#### Set problem:
Identify the lines that contain the string "this" and report only how many there are.

(Data excerpts)
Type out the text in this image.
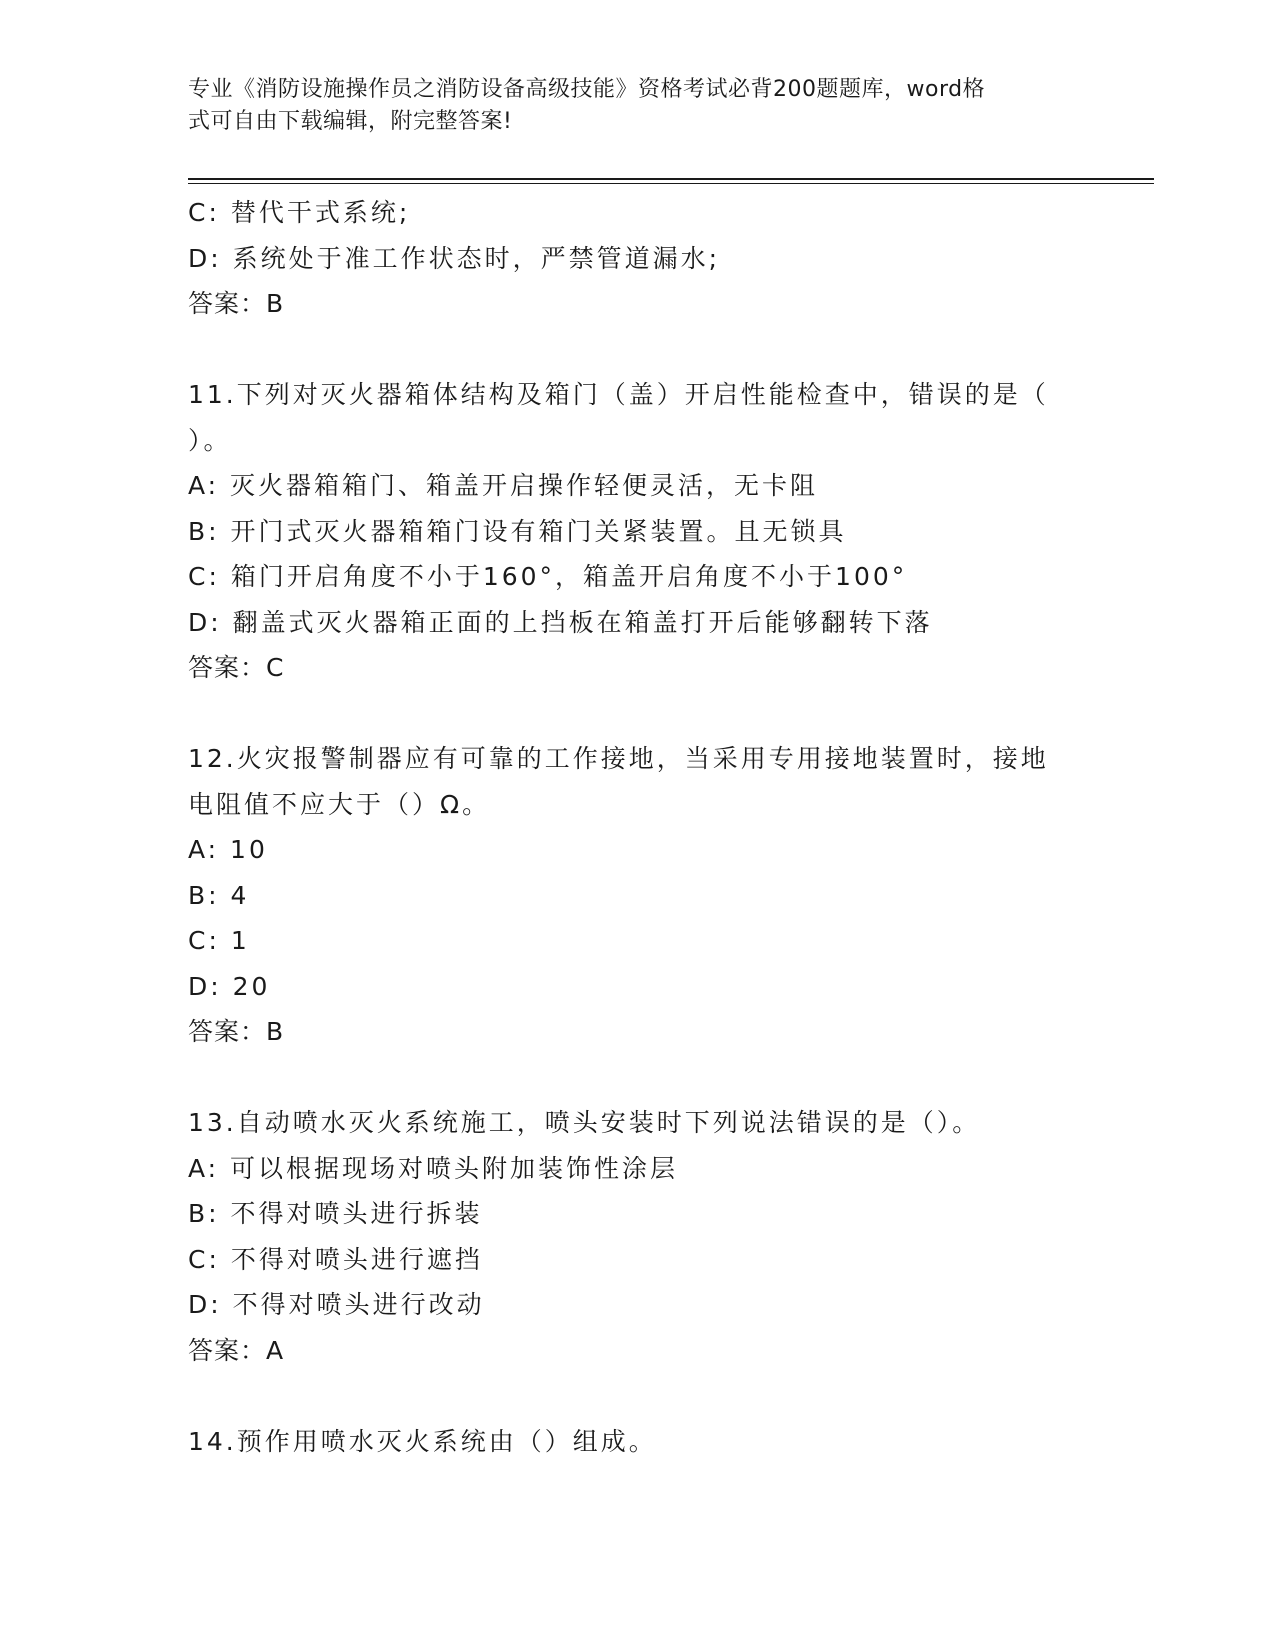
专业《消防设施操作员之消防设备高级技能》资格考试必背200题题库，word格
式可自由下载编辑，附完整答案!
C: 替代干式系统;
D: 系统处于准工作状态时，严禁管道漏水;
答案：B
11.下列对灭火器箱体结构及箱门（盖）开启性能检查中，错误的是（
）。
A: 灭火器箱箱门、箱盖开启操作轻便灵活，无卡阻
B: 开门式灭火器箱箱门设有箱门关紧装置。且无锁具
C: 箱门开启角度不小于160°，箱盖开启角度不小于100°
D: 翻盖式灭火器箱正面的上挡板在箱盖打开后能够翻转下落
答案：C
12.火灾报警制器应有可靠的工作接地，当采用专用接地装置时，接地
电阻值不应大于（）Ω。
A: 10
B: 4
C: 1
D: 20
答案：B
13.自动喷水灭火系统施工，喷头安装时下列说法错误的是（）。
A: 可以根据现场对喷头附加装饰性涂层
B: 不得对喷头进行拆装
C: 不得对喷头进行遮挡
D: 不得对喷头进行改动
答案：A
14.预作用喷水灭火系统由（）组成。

==

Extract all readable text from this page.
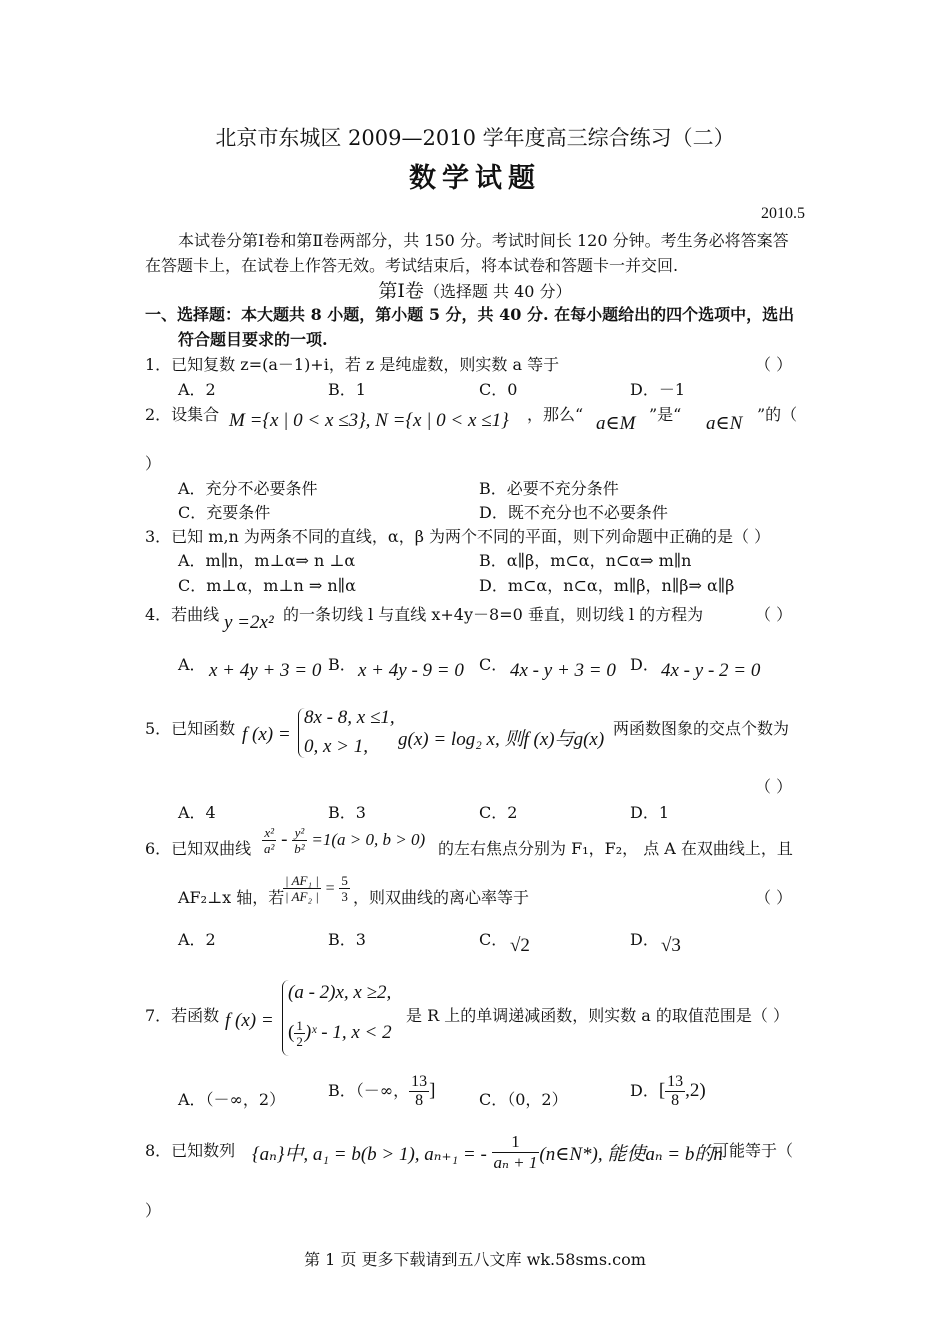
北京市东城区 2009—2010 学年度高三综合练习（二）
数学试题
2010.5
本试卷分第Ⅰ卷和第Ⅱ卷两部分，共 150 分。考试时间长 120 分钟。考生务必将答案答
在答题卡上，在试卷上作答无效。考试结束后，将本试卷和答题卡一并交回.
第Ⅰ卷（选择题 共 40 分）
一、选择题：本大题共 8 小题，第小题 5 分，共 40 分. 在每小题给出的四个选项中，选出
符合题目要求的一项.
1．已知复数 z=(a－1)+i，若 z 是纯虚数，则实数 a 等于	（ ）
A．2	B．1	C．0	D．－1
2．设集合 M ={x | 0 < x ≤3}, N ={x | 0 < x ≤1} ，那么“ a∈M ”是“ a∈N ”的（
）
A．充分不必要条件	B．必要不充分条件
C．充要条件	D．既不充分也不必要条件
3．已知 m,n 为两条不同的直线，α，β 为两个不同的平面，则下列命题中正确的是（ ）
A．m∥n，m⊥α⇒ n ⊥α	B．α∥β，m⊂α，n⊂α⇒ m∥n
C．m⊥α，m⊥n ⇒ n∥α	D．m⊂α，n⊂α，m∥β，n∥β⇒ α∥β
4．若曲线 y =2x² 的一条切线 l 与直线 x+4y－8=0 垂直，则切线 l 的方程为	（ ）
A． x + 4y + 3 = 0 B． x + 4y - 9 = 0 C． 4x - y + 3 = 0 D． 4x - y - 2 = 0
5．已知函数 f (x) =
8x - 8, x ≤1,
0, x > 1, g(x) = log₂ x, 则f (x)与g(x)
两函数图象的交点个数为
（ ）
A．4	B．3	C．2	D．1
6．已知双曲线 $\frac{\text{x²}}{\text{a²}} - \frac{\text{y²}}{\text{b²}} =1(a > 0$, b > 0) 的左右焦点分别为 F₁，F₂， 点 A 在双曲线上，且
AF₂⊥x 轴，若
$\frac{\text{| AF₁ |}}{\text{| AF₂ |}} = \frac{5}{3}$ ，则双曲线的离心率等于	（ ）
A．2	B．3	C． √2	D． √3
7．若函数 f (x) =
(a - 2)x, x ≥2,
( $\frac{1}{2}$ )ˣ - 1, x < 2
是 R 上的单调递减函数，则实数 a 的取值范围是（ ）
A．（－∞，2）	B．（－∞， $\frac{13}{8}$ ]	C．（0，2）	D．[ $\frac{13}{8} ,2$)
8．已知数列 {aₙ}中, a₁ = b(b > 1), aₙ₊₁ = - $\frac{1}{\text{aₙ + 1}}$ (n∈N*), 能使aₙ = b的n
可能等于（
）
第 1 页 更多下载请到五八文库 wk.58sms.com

#### Response:
2